*YOUR OBJECTIVE*: Write out each line exactly as it stands, please.
BEGIN
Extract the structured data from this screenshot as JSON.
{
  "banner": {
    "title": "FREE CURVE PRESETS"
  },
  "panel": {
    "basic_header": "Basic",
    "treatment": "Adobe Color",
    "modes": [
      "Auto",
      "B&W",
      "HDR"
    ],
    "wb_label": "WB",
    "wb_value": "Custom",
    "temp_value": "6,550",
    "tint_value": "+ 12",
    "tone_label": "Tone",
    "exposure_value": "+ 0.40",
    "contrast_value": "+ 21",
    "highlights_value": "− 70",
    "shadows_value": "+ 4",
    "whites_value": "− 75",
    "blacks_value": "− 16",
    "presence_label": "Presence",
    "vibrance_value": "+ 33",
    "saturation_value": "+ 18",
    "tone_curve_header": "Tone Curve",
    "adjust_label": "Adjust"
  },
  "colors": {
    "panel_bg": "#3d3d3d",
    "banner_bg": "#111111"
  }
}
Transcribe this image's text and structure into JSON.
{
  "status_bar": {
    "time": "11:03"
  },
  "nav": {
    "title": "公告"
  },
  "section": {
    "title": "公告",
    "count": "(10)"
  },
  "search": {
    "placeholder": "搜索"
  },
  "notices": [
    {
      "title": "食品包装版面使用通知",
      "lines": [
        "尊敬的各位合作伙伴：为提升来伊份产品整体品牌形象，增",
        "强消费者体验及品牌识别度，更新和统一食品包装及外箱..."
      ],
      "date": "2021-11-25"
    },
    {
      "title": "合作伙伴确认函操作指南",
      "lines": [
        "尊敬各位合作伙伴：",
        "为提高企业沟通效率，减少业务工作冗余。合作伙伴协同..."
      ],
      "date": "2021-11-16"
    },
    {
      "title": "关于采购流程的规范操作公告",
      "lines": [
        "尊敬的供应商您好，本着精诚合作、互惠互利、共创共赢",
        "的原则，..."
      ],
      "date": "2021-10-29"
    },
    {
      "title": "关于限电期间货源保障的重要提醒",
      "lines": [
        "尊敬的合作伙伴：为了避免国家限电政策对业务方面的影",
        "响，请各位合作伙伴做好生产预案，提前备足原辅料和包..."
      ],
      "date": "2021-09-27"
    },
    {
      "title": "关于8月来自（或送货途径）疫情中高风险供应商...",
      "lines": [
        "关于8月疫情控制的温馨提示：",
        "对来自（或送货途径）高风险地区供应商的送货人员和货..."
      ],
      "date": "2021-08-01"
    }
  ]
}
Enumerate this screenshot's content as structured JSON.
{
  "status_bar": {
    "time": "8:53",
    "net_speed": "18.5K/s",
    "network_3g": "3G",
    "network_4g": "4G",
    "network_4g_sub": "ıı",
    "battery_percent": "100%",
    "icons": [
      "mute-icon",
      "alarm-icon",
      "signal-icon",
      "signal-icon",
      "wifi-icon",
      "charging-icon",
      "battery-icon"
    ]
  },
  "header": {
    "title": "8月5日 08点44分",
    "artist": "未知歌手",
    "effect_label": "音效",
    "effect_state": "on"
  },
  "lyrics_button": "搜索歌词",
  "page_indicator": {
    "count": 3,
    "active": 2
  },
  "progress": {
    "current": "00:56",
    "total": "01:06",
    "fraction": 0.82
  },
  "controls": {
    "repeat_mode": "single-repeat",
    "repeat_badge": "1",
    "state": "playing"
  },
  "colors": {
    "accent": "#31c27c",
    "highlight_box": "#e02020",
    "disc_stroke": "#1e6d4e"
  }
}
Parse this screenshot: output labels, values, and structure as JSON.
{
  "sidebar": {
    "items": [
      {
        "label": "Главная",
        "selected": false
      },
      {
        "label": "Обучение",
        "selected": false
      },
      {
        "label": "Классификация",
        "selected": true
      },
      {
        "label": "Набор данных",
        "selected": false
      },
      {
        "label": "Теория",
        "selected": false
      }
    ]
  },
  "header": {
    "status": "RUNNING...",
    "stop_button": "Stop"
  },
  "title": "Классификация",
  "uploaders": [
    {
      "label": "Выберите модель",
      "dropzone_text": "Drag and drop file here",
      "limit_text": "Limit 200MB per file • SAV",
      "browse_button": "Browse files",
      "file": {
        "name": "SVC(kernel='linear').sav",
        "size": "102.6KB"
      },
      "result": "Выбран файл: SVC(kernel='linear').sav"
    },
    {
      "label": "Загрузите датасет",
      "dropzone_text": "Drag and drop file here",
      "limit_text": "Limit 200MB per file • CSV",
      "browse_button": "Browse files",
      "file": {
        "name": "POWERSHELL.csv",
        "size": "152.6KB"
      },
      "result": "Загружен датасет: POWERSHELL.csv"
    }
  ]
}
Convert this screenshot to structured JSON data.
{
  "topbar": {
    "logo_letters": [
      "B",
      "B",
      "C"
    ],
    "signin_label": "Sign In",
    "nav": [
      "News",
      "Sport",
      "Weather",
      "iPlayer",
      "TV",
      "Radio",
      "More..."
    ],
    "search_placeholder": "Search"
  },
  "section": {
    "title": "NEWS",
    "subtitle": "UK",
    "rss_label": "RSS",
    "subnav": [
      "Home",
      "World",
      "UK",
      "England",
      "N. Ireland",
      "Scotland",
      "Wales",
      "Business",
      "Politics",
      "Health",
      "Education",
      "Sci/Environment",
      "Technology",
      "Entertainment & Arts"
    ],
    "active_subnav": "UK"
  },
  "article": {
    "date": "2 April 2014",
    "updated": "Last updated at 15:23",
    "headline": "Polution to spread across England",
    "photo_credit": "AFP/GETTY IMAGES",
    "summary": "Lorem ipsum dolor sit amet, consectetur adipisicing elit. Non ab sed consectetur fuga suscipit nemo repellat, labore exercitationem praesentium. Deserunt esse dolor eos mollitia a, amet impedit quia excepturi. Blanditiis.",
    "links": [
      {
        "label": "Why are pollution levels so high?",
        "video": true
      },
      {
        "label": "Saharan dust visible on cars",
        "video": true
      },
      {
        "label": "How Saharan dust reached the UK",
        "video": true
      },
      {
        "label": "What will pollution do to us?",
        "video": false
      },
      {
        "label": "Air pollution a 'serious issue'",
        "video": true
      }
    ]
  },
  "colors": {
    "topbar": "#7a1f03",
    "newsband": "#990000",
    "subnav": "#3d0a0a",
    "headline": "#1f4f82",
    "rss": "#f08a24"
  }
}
END
*TASK RESULT*:
Extract the structured data from this screenshot as JSON.
{
  "banner": {
    "title": "FREE CURVE PRESETS"
  },
  "panel": {
    "basic_header": "Basic",
    "treatment": "Adobe Color",
    "modes": [
      "Auto",
      "B&W",
      "HDR"
    ],
    "wb_label": "WB",
    "wb_value": "Custom",
    "temp_value": "6,550",
    "tint_value": "+ 12",
    "tone_label": "Tone",
    "exposure_value": "+ 0.40",
    "contrast_value": "+ 21",
    "highlights_value": "− 70",
    "shadows_value": "+ 4",
    "whites_value": "− 75",
    "blacks_value": "− 16",
    "presence_label": "Presence",
    "vibrance_value": "+ 33",
    "saturation_value": "+ 18",
    "tone_curve_header": "Tone Curve",
    "adjust_label": "Adjust"
  },
  "colors": {
    "panel_bg": "#3d3d3d",
    "banner_bg": "#111111"
  }
}
Transcribe this image's text and structure into JSON.
{
  "status_bar": {
    "time": "11:03"
  },
  "nav": {
    "title": "公告"
  },
  "section": {
    "title": "公告",
    "count": "(10)"
  },
  "search": {
    "placeholder": "搜索"
  },
  "notices": [
    {
      "title": "食品包装版面使用通知",
      "lines": [
        "尊敬的各位合作伙伴：为提升来伊份产品整体品牌形象，增",
        "强消费者体验及品牌识别度，更新和统一食品包装及外箱..."
      ],
      "date": "2021-11-25"
    },
    {
      "title": "合作伙伴确认函操作指南",
      "lines": [
        "尊敬各位合作伙伴：",
        "为提高企业沟通效率，减少业务工作冗余。合作伙伴协同..."
      ],
      "date": "2021-11-16"
    },
    {
      "title": "关于采购流程的规范操作公告",
      "lines": [
        "尊敬的供应商您好，本着精诚合作、互惠互利、共创共赢",
        "的原则，..."
      ],
      "date": "2021-10-29"
    },
    {
      "title": "关于限电期间货源保障的重要提醒",
      "lines": [
        "尊敬的合作伙伴：为了避免国家限电政策对业务方面的影",
        "响，请各位合作伙伴做好生产预案，提前备足原辅料和包..."
      ],
      "date": "2021-09-27"
    },
    {
      "title": "关于8月来自（或送货途径）疫情中高风险供应商...",
      "lines": [
        "关于8月疫情控制的温馨提示：",
        "对来自（或送货途径）高风险地区供应商的送货人员和货..."
      ],
      "date": "2021-08-01"
    }
  ]
}
Enumerate this screenshot's content as structured JSON.
{
  "status_bar": {
    "time": "8:53",
    "net_speed": "18.5K/s",
    "network_3g": "3G",
    "network_4g": "4G",
    "network_4g_sub": "ıı",
    "battery_percent": "100%",
    "icons": [
      "mute-icon",
      "alarm-icon",
      "signal-icon",
      "signal-icon",
      "wifi-icon",
      "charging-icon",
      "battery-icon"
    ]
  },
  "header": {
    "title": "8月5日 08点44分",
    "artist": "未知歌手",
    "effect_label": "音效",
    "effect_state": "on"
  },
  "lyrics_button": "搜索歌词",
  "page_indicator": {
    "count": 3,
    "active": 2
  },
  "progress": {
    "current": "00:56",
    "total": "01:06",
    "fraction": 0.82
  },
  "controls": {
    "repeat_mode": "single-repeat",
    "repeat_badge": "1",
    "state": "playing"
  },
  "colors": {
    "accent": "#31c27c",
    "highlight_box": "#e02020",
    "disc_stroke": "#1e6d4e"
  }
}
Parse this screenshot: output labels, values, and structure as JSON.
{
  "sidebar": {
    "items": [
      {
        "label": "Главная",
        "selected": false
      },
      {
        "label": "Обучение",
        "selected": false
      },
      {
        "label": "Классификация",
        "selected": true
      },
      {
        "label": "Набор данных",
        "selected": false
      },
      {
        "label": "Теория",
        "selected": false
      }
    ]
  },
  "header": {
    "status": "RUNNING...",
    "stop_button": "Stop"
  },
  "title": "Классификация",
  "uploaders": [
    {
      "label": "Выберите модель",
      "dropzone_text": "Drag and drop file here",
      "limit_text": "Limit 200MB per file • SAV",
      "browse_button": "Browse files",
      "file": {
        "name": "SVC(kernel='linear').sav",
        "size": "102.6KB"
      },
      "result": "Выбран файл: SVC(kernel='linear').sav"
    },
    {
      "label": "Загрузите датасет",
      "dropzone_text": "Drag and drop file here",
      "limit_text": "Limit 200MB per file • CSV",
      "browse_button": "Browse files",
      "file": {
        "name": "POWERSHELL.csv",
        "size": "152.6KB"
      },
      "result": "Загружен датасет: POWERSHELL.csv"
    }
  ]
}
Convert this screenshot to structured JSON data.
{
  "topbar": {
    "logo_letters": [
      "B",
      "B",
      "C"
    ],
    "signin_label": "Sign In",
    "nav": [
      "News",
      "Sport",
      "Weather",
      "iPlayer",
      "TV",
      "Radio",
      "More..."
    ],
    "search_placeholder": "Search"
  },
  "section": {
    "title": "NEWS",
    "subtitle": "UK",
    "rss_label": "RSS",
    "subnav": [
      "Home",
      "World",
      "UK",
      "England",
      "N. Ireland",
      "Scotland",
      "Wales",
      "Business",
      "Politics",
      "Health",
      "Education",
      "Sci/Environment",
      "Technology",
      "Entertainment & Arts"
    ],
    "active_subnav": "UK"
  },
  "article": {
    "date": "2 April 2014",
    "updated": "Last updated at 15:23",
    "headline": "Polution to spread across England",
    "photo_credit": "AFP/GETTY IMAGES",
    "summary": "Lorem ipsum dolor sit amet, consectetur adipisicing elit. Non ab sed consectetur fuga suscipit nemo repellat, labore exercitationem praesentium. Deserunt esse dolor eos mollitia a, amet impedit quia excepturi. Blanditiis.",
    "links": [
      {
        "label": "Why are pollution levels so high?",
        "video": true
      },
      {
        "label": "Saharan dust visible on cars",
        "video": true
      },
      {
        "label": "How Saharan dust reached the UK",
        "video": true
      },
      {
        "label": "What will pollution do to us?",
        "video": false
      },
      {
        "label": "Air pollution a 'serious issue'",
        "video": true
      }
    ]
  },
  "colors": {
    "topbar": "#7a1f03",
    "newsband": "#990000",
    "subnav": "#3d0a0a",
    "headline": "#1f4f82",
    "rss": "#f08a24"
  }
}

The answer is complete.